RECORDS SHOWN:
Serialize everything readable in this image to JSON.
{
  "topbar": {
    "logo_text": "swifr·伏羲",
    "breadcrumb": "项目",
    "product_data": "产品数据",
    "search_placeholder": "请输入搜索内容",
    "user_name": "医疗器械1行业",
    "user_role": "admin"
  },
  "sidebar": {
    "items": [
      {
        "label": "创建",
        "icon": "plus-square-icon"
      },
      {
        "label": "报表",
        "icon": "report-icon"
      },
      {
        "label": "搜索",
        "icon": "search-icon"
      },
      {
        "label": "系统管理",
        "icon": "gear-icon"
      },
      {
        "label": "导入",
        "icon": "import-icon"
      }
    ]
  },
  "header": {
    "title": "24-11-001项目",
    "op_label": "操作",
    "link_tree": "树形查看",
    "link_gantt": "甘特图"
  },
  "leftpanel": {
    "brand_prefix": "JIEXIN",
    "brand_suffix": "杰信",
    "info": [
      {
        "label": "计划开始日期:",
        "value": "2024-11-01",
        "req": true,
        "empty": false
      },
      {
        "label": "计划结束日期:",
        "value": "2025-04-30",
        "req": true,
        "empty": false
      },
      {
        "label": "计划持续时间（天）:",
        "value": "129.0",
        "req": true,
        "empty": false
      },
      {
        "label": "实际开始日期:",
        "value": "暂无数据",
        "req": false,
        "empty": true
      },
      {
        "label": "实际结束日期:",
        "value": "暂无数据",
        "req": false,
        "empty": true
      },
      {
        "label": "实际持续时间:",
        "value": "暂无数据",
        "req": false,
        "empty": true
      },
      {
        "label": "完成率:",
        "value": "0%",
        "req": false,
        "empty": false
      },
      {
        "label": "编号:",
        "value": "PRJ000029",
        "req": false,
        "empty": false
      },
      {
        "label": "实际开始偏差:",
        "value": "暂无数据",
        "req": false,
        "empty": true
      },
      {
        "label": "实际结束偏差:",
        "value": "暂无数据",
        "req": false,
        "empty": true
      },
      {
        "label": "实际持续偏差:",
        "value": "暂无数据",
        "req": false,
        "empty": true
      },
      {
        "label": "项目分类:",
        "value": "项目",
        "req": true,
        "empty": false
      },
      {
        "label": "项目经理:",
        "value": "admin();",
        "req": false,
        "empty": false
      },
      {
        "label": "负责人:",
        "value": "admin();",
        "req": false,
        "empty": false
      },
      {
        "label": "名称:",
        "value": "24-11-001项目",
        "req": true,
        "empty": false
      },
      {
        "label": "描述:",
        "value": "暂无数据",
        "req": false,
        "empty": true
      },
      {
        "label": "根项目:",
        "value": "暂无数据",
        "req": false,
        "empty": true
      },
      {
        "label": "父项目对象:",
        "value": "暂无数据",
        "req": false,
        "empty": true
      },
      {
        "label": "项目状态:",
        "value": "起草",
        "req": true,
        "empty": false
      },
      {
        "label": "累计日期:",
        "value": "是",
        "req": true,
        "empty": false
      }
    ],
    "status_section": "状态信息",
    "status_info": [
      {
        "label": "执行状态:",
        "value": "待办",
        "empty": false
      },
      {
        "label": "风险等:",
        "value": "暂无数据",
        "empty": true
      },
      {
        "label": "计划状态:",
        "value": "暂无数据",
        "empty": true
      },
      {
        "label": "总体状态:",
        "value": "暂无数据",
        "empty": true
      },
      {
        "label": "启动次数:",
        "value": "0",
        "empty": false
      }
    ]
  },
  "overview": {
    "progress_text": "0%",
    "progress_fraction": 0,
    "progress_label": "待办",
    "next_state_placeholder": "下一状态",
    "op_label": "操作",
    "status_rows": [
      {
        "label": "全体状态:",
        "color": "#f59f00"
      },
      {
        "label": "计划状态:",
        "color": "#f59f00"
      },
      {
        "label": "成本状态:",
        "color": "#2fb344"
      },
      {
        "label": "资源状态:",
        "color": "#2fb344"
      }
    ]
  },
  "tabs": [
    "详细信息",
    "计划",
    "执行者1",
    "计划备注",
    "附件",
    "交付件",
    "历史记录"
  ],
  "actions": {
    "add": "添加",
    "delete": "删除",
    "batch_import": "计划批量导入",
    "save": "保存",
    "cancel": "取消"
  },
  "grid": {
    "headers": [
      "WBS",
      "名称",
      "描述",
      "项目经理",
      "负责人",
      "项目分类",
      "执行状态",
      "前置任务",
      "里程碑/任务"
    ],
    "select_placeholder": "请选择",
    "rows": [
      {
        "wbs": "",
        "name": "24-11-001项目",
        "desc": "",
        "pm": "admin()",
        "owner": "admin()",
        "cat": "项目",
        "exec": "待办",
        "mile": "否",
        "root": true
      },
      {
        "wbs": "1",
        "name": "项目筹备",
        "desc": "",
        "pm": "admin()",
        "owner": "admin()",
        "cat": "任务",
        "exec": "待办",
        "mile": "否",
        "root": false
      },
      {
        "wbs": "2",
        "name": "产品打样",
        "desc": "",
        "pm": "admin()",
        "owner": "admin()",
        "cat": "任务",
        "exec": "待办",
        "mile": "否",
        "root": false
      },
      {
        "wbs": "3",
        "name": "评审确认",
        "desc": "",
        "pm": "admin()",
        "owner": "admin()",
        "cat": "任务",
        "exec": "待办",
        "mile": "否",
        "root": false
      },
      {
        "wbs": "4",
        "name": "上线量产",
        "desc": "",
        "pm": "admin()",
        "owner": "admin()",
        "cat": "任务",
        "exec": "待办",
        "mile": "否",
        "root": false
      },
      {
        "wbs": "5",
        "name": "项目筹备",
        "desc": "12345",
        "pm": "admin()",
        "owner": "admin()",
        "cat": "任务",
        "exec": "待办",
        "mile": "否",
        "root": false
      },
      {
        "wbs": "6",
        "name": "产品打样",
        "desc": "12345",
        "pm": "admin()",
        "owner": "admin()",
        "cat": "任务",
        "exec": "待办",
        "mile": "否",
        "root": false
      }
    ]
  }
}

WHAT YOU NEED TO DO: Every entry should be output exactly as written, please.

RESULT OF THIS EXERCISE:
Serialize everything readable in this image to JSON.
{
  "topbar": {
    "logo_text": "swifr·伏羲",
    "breadcrumb": "项目",
    "product_data": "产品数据",
    "search_placeholder": "请输入搜索内容",
    "user_name": "医疗器械1行业",
    "user_role": "admin"
  },
  "sidebar": {
    "items": [
      {
        "label": "创建",
        "icon": "plus-square-icon"
      },
      {
        "label": "报表",
        "icon": "report-icon"
      },
      {
        "label": "搜索",
        "icon": "search-icon"
      },
      {
        "label": "系统管理",
        "icon": "gear-icon"
      },
      {
        "label": "导入",
        "icon": "import-icon"
      }
    ]
  },
  "header": {
    "title": "24-11-001项目",
    "op_label": "操作",
    "link_tree": "树形查看",
    "link_gantt": "甘特图"
  },
  "leftpanel": {
    "brand_prefix": "JIEXIN",
    "brand_suffix": "杰信",
    "info": [
      {
        "label": "计划开始日期:",
        "value": "2024-11-01",
        "req": true,
        "empty": false
      },
      {
        "label": "计划结束日期:",
        "value": "2025-04-30",
        "req": true,
        "empty": false
      },
      {
        "label": "计划持续时间（天）:",
        "value": "129.0",
        "req": true,
        "empty": false
      },
      {
        "label": "实际开始日期:",
        "value": "暂无数据",
        "req": false,
        "empty": true
      },
      {
        "label": "实际结束日期:",
        "value": "暂无数据",
        "req": false,
        "empty": true
      },
      {
        "label": "实际持续时间:",
        "value": "暂无数据",
        "req": false,
        "empty": true
      },
      {
        "label": "完成率:",
        "value": "0%",
        "req": false,
        "empty": false
      },
      {
        "label": "编号:",
        "value": "PRJ000029",
        "req": false,
        "empty": false
      },
      {
        "label": "实际开始偏差:",
        "value": "暂无数据",
        "req": false,
        "empty": true
      },
      {
        "label": "实际结束偏差:",
        "value": "暂无数据",
        "req": false,
        "empty": true
      },
      {
        "label": "实际持续偏差:",
        "value": "暂无数据",
        "req": false,
        "empty": true
      },
      {
        "label": "项目分类:",
        "value": "项目",
        "req": true,
        "empty": false
      },
      {
        "label": "项目经理:",
        "value": "admin();",
        "req": false,
        "empty": false
      },
      {
        "label": "负责人:",
        "value": "admin();",
        "req": false,
        "empty": false
      },
      {
        "label": "名称:",
        "value": "24-11-001项目",
        "req": true,
        "empty": false
      },
      {
        "label": "描述:",
        "value": "暂无数据",
        "req": false,
        "empty": true
      },
      {
        "label": "根项目:",
        "value": "暂无数据",
        "req": false,
        "empty": true
      },
      {
        "label": "父项目对象:",
        "value": "暂无数据",
        "req": false,
        "empty": true
      },
      {
        "label": "项目状态:",
        "value": "起草",
        "req": true,
        "empty": false
      },
      {
        "label": "累计日期:",
        "value": "是",
        "req": true,
        "empty": false
      }
    ],
    "status_section": "状态信息",
    "status_info": [
      {
        "label": "执行状态:",
        "value": "待办",
        "empty": false
      },
      {
        "label": "风险等:",
        "value": "暂无数据",
        "empty": true
      },
      {
        "label": "计划状态:",
        "value": "暂无数据",
        "empty": true
      },
      {
        "label": "总体状态:",
        "value": "暂无数据",
        "empty": true
      },
      {
        "label": "启动次数:",
        "value": "0",
        "empty": false
      }
    ]
  },
  "overview": {
    "progress_text": "0%",
    "progress_fraction": 0,
    "progress_label": "待办",
    "next_state_placeholder": "下一状态",
    "op_label": "操作",
    "status_rows": [
      {
        "label": "全体状态:",
        "color": "#f59f00"
      },
      {
        "label": "计划状态:",
        "color": "#f59f00"
      },
      {
        "label": "成本状态:",
        "color": "#2fb344"
      },
      {
        "label": "资源状态:",
        "color": "#2fb344"
      }
    ]
  },
  "tabs": [
    "详细信息",
    "计划",
    "执行者1",
    "计划备注",
    "附件",
    "交付件",
    "历史记录"
  ],
  "actions": {
    "add": "添加",
    "delete": "删除",
    "batch_import": "计划批量导入",
    "save": "保存",
    "cancel": "取消"
  },
  "grid": {
    "headers": [
      "WBS",
      "名称",
      "描述",
      "项目经理",
      "负责人",
      "项目分类",
      "执行状态",
      "前置任务",
      "里程碑/任务"
    ],
    "select_placeholder": "请选择",
    "rows": [
      {
        "wbs": "",
        "name": "24-11-001项目",
        "desc": "",
        "pm": "admin()",
        "owner": "admin()",
        "cat": "项目",
        "exec": "待办",
        "mile": "否",
        "root": true
      },
      {
        "wbs": "1",
        "name": "项目筹备",
        "desc": "",
        "pm": "admin()",
        "owner": "admin()",
        "cat": "任务",
        "exec": "待办",
        "mile": "否",
        "root": false
      },
      {
        "wbs": "2",
        "name": "产品打样",
        "desc": "",
        "pm": "admin()",
        "owner": "admin()",
        "cat": "任务",
        "exec": "待办",
        "mile": "否",
        "root": false
      },
      {
        "wbs": "3",
        "name": "评审确认",
        "desc": "",
        "pm": "admin()",
        "owner": "admin()",
        "cat": "任务",
        "exec": "待办",
        "mile": "否",
        "root": false
      },
      {
        "wbs": "4",
        "name": "上线量产",
        "desc": "",
        "pm": "admin()",
        "owner": "admin()",
        "cat": "任务",
        "exec": "待办",
        "mile": "否",
        "root": false
      },
      {
        "wbs": "5",
        "name": "项目筹备",
        "desc": "12345",
        "pm": "admin()",
        "owner": "admin()",
        "cat": "任务",
        "exec": "待办",
        "mile": "否",
        "root": false
      },
      {
        "wbs": "6",
        "name": "产品打样",
        "desc": "12345",
        "pm": "admin()",
        "owner": "admin()",
        "cat": "任务",
        "exec": "待办",
        "mile": "否",
        "root": false
      }
    ]
  }
}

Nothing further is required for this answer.